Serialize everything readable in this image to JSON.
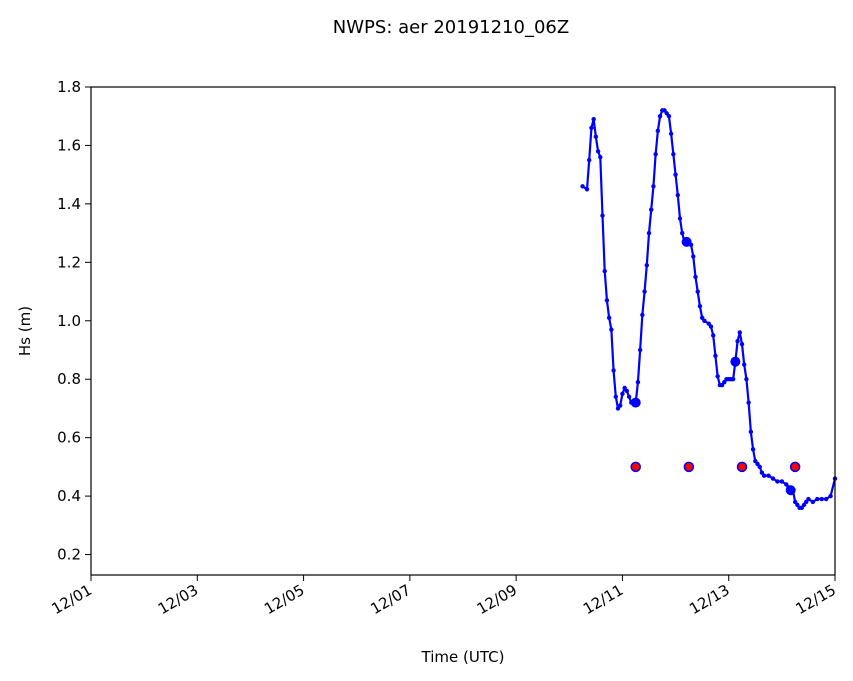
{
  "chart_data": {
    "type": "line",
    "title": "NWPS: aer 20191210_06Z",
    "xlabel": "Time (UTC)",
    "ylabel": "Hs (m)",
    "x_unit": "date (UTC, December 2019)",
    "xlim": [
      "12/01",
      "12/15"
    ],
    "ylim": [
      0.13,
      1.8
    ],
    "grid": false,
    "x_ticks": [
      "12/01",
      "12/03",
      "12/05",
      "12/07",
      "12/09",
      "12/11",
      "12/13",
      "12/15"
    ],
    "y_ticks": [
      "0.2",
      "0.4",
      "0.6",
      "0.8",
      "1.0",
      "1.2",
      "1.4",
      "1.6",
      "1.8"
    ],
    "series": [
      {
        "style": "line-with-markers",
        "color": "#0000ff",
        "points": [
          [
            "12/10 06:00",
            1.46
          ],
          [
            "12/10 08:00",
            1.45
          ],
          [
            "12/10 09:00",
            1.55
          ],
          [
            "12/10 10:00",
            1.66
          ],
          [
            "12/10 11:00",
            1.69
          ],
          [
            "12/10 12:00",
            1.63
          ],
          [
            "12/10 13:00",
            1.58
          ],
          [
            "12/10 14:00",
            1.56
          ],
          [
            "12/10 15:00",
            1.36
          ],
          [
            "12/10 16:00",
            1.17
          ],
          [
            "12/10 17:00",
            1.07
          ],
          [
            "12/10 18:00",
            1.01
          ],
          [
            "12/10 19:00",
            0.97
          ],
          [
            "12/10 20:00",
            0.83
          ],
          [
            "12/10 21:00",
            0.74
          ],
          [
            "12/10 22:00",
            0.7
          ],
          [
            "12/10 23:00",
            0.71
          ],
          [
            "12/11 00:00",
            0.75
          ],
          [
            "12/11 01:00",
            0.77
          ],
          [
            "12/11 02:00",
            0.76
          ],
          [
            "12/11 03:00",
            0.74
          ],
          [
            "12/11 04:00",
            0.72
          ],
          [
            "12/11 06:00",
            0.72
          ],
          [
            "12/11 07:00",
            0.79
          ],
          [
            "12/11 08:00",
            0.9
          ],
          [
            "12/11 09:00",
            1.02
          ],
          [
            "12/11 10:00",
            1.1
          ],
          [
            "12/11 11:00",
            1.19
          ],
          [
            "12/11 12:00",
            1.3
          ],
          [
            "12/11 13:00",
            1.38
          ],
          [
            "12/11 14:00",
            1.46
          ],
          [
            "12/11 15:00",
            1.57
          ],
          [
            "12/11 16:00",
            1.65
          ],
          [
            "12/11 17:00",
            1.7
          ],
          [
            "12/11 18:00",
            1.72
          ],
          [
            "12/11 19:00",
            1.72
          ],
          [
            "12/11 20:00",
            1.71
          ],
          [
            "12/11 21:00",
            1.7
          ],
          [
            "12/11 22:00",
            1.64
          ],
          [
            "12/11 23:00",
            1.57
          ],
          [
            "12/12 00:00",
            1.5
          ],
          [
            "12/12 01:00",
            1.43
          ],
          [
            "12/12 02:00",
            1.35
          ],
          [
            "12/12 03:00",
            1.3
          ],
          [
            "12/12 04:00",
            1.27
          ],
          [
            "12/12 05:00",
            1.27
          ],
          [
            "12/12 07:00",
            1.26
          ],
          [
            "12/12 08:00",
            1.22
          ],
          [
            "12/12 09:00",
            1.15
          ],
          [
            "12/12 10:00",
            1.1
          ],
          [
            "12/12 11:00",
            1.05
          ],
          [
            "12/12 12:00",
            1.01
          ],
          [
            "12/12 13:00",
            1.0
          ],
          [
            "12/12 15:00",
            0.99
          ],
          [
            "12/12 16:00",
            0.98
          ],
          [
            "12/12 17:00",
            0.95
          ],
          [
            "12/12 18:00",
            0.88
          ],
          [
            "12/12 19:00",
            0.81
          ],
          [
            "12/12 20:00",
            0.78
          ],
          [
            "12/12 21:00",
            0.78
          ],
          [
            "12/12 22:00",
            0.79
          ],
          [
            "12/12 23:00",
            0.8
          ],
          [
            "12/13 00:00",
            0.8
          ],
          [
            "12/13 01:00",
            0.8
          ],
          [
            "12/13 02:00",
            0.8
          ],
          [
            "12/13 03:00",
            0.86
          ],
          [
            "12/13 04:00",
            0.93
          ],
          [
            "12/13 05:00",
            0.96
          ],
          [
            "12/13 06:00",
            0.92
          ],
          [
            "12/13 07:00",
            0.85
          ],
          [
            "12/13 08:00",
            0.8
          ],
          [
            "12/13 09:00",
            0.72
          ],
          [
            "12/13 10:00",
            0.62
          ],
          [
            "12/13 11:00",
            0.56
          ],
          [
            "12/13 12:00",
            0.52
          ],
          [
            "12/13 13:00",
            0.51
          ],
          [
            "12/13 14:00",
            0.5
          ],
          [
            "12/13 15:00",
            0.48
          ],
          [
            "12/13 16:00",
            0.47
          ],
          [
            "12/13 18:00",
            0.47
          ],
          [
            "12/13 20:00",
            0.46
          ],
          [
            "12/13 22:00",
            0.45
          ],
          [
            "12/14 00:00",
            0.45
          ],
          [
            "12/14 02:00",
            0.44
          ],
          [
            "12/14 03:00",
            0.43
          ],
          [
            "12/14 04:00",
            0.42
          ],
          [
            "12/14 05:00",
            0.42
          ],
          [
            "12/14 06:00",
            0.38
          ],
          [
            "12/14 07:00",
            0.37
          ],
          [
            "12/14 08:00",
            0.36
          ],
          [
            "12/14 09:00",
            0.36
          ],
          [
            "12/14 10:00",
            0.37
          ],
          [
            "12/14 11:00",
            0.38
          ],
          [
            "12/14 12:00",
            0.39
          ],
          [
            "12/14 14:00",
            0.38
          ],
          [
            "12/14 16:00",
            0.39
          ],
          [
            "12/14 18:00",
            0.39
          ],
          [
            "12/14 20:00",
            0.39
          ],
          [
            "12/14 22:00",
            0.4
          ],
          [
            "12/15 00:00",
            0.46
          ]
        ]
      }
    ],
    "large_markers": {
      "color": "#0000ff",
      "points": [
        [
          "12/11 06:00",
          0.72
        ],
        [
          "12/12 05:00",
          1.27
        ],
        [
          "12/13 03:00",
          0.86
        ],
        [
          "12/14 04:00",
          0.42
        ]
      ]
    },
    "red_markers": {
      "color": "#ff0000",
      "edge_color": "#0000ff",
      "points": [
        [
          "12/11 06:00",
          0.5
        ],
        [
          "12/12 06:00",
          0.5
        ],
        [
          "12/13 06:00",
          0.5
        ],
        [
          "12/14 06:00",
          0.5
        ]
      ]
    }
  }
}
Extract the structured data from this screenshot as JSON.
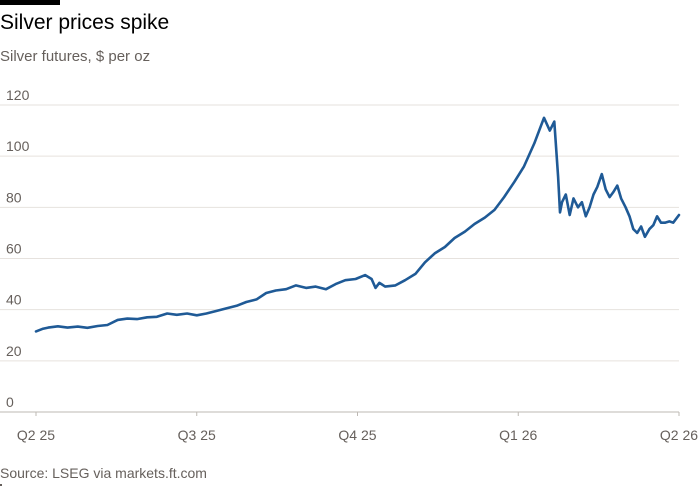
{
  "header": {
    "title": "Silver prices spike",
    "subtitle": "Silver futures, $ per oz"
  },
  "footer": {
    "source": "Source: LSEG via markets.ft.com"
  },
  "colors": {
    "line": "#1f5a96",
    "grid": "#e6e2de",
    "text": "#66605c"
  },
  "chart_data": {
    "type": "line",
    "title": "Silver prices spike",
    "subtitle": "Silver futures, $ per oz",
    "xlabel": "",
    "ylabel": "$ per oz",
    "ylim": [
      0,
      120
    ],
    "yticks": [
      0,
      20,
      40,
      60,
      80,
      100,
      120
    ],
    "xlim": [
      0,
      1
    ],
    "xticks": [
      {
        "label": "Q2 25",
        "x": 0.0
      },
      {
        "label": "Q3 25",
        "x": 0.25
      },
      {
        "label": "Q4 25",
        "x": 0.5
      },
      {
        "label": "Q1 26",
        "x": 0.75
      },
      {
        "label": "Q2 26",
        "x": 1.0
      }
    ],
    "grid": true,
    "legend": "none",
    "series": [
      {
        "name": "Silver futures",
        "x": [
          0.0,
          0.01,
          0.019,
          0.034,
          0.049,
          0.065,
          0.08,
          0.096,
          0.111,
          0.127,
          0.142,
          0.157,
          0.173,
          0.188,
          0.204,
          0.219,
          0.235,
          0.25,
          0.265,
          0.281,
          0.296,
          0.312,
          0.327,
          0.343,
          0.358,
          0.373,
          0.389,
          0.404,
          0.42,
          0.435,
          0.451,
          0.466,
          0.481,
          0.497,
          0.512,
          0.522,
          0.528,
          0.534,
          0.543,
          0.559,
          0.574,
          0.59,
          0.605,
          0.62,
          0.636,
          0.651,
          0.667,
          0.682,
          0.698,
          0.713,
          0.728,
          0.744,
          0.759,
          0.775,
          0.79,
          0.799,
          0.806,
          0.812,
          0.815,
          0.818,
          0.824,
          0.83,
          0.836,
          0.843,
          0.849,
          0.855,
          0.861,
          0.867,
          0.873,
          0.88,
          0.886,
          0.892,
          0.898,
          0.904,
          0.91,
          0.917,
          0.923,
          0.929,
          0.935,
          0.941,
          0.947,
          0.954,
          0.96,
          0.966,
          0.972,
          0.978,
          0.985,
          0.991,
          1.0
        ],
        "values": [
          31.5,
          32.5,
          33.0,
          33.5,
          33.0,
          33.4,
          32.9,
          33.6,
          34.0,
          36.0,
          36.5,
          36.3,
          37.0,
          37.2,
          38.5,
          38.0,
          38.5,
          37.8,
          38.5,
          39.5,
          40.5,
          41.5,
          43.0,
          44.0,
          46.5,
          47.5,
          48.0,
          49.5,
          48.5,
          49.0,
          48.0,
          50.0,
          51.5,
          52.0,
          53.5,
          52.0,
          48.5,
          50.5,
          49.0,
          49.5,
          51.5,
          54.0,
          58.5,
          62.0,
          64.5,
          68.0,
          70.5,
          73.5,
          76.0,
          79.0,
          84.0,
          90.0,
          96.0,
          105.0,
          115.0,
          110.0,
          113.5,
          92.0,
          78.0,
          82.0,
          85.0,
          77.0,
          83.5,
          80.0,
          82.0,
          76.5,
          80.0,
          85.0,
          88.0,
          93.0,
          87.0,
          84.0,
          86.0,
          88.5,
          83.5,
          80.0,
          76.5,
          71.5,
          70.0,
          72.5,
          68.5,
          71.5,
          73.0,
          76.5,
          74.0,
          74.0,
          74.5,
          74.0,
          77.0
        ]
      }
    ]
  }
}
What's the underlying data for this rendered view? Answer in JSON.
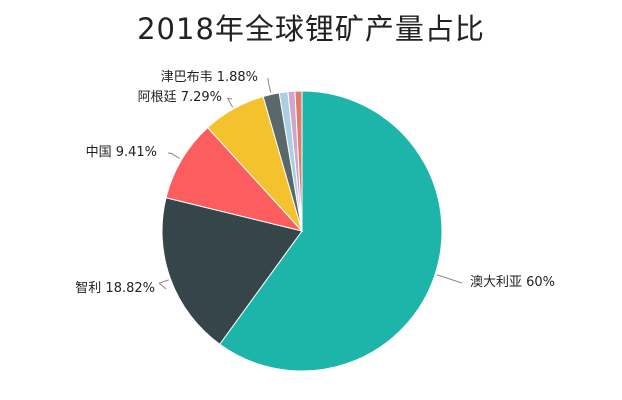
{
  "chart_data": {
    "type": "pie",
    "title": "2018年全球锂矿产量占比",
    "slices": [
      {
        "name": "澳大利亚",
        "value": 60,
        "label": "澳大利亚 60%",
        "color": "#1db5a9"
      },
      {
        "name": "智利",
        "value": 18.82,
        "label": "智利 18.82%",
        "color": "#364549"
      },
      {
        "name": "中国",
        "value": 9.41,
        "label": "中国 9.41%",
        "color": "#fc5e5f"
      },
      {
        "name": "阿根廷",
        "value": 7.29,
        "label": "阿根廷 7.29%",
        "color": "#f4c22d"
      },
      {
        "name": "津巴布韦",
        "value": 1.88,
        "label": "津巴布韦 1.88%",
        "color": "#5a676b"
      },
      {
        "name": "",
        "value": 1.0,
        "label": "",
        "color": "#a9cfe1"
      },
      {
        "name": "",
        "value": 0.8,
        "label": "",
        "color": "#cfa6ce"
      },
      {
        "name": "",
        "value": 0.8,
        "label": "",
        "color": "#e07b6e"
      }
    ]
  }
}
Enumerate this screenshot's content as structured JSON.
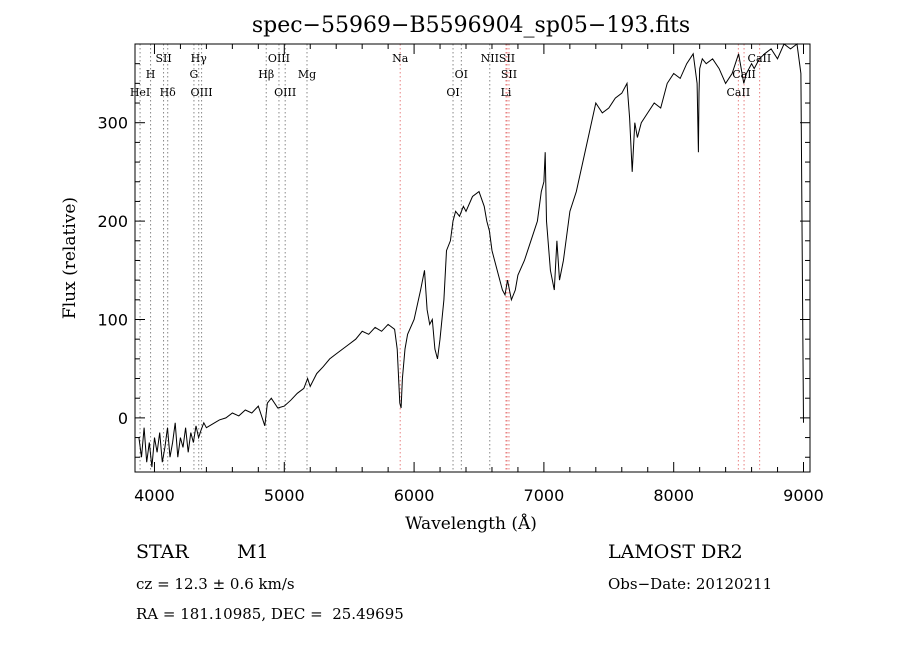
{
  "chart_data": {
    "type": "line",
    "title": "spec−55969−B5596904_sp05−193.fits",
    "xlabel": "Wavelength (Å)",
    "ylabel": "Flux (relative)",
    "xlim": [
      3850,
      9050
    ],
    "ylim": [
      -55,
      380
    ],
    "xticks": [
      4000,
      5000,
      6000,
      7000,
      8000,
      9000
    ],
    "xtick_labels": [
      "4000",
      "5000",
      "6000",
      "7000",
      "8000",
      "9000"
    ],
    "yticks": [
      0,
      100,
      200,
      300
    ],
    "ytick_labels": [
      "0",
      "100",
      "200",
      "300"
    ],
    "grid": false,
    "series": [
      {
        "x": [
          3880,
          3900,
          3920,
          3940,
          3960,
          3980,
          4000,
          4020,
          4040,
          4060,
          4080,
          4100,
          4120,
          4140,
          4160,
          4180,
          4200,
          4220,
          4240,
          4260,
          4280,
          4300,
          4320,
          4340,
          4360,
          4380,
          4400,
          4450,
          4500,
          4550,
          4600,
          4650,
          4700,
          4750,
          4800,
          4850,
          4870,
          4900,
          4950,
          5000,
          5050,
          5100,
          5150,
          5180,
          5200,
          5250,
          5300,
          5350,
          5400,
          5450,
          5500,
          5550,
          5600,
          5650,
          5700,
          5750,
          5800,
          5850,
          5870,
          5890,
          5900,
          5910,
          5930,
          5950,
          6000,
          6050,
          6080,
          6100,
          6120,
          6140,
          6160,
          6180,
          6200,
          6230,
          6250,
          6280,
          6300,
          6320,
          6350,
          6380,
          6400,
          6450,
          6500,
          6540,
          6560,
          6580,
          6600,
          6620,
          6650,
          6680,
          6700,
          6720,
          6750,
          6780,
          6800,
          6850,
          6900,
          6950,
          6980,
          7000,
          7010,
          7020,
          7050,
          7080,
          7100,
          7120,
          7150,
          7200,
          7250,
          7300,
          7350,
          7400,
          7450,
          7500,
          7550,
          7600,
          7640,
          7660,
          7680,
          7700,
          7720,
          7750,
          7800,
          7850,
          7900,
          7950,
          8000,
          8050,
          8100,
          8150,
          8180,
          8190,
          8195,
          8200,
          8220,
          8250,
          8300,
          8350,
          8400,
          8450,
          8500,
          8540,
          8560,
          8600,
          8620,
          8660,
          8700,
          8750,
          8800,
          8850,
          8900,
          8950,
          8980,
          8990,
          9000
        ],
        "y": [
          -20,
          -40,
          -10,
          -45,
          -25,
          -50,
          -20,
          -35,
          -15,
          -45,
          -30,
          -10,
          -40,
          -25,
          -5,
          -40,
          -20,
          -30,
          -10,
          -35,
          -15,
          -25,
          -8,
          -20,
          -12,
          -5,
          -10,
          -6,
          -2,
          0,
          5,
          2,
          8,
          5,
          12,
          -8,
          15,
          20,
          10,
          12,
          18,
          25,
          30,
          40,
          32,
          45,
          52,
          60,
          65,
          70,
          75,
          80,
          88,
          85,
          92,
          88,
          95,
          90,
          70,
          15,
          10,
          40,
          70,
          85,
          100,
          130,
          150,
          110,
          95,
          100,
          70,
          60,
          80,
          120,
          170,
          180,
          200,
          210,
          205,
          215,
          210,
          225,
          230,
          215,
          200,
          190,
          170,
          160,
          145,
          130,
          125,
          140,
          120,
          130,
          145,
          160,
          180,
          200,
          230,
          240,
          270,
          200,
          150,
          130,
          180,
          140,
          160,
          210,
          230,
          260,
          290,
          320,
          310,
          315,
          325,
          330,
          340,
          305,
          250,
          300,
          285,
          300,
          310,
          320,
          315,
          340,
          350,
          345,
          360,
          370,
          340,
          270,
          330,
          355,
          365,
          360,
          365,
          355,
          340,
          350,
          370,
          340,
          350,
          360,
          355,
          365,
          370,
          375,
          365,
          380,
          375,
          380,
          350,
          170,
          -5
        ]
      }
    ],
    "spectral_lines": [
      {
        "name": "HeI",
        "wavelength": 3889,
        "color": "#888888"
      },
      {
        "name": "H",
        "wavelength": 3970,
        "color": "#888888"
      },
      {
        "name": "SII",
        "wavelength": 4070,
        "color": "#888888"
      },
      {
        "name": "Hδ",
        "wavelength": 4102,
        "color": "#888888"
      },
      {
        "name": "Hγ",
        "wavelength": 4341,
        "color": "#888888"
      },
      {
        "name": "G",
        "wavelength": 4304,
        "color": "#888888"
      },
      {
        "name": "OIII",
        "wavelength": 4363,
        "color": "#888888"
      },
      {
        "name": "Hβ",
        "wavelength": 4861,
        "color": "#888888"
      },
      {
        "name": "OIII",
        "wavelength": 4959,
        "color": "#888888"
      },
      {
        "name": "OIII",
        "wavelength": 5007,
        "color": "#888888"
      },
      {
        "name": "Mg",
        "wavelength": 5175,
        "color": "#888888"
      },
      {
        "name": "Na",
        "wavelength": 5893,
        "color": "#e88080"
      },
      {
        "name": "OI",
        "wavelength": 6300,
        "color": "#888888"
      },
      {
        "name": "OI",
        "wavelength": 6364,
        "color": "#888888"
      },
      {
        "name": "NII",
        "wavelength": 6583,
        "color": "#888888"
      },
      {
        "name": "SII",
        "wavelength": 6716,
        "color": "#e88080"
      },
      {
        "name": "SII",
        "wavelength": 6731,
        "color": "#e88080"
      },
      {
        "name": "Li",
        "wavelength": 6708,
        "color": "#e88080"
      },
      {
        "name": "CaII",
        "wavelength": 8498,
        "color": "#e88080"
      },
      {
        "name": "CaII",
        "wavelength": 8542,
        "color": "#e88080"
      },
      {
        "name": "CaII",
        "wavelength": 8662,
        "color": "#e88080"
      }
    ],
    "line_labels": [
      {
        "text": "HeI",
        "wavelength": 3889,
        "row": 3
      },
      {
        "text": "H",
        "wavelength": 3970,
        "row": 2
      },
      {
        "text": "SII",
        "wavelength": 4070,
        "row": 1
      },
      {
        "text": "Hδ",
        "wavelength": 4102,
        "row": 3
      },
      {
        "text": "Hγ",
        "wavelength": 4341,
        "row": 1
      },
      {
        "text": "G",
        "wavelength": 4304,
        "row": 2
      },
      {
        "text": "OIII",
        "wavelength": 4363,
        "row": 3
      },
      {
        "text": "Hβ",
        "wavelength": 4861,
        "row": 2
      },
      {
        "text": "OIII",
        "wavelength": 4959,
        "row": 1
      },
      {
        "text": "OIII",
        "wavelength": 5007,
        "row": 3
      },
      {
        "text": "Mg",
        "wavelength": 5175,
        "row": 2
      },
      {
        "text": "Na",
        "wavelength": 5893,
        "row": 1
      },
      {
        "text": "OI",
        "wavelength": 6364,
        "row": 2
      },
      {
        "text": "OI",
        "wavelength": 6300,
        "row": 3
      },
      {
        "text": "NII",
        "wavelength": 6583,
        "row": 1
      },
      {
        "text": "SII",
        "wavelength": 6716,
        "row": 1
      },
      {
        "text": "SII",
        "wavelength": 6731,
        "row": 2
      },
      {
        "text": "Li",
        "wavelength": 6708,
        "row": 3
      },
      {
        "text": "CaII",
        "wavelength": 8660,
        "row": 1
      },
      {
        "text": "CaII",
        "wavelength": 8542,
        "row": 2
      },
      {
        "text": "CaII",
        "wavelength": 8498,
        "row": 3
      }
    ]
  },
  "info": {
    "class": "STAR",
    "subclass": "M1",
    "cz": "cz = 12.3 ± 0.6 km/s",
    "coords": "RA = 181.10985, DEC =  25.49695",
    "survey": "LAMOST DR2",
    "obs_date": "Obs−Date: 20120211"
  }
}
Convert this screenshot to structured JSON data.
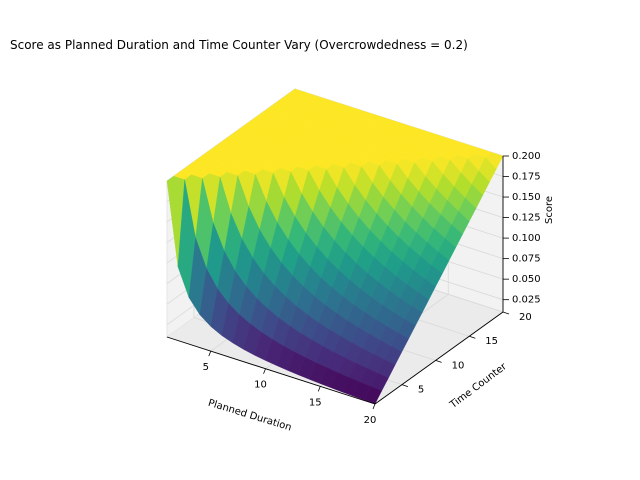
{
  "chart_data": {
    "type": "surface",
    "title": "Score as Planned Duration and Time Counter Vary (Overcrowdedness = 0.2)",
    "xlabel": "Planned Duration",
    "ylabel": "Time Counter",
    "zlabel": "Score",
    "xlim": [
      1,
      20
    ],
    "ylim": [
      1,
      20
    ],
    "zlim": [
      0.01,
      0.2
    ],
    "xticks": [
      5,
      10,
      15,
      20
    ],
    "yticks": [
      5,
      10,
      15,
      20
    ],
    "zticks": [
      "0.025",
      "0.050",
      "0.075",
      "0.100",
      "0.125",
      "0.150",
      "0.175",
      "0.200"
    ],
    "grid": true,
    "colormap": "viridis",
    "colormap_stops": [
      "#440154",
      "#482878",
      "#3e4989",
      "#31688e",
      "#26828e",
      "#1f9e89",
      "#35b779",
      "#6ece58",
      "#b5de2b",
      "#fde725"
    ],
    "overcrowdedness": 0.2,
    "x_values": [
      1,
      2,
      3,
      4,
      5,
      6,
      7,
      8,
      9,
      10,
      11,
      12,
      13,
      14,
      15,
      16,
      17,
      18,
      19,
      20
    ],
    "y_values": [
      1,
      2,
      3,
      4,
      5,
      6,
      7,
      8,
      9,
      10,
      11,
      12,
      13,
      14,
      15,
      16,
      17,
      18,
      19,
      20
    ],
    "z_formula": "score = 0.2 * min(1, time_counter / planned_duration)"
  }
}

Stated problem:
Beginning with the line that contains "Convert this screenshot", repeat every remaining line of the data exactly, the last line included, and omit pictures.

The solution:
Convert this screenshot to structured JSON data.
{
  "chart_data": {
    "type": "surface",
    "title": "Score as Planned Duration and Time Counter Vary (Overcrowdedness = 0.2)",
    "xlabel": "Planned Duration",
    "ylabel": "Time Counter",
    "zlabel": "Score",
    "xlim": [
      1,
      20
    ],
    "ylim": [
      1,
      20
    ],
    "zlim": [
      0.01,
      0.2
    ],
    "xticks": [
      5,
      10,
      15,
      20
    ],
    "yticks": [
      5,
      10,
      15,
      20
    ],
    "zticks": [
      "0.025",
      "0.050",
      "0.075",
      "0.100",
      "0.125",
      "0.150",
      "0.175",
      "0.200"
    ],
    "grid": true,
    "colormap": "viridis",
    "colormap_stops": [
      "#440154",
      "#482878",
      "#3e4989",
      "#31688e",
      "#26828e",
      "#1f9e89",
      "#35b779",
      "#6ece58",
      "#b5de2b",
      "#fde725"
    ],
    "overcrowdedness": 0.2,
    "x_values": [
      1,
      2,
      3,
      4,
      5,
      6,
      7,
      8,
      9,
      10,
      11,
      12,
      13,
      14,
      15,
      16,
      17,
      18,
      19,
      20
    ],
    "y_values": [
      1,
      2,
      3,
      4,
      5,
      6,
      7,
      8,
      9,
      10,
      11,
      12,
      13,
      14,
      15,
      16,
      17,
      18,
      19,
      20
    ],
    "z_formula": "score = 0.2 * min(1, time_counter / planned_duration)"
  }
}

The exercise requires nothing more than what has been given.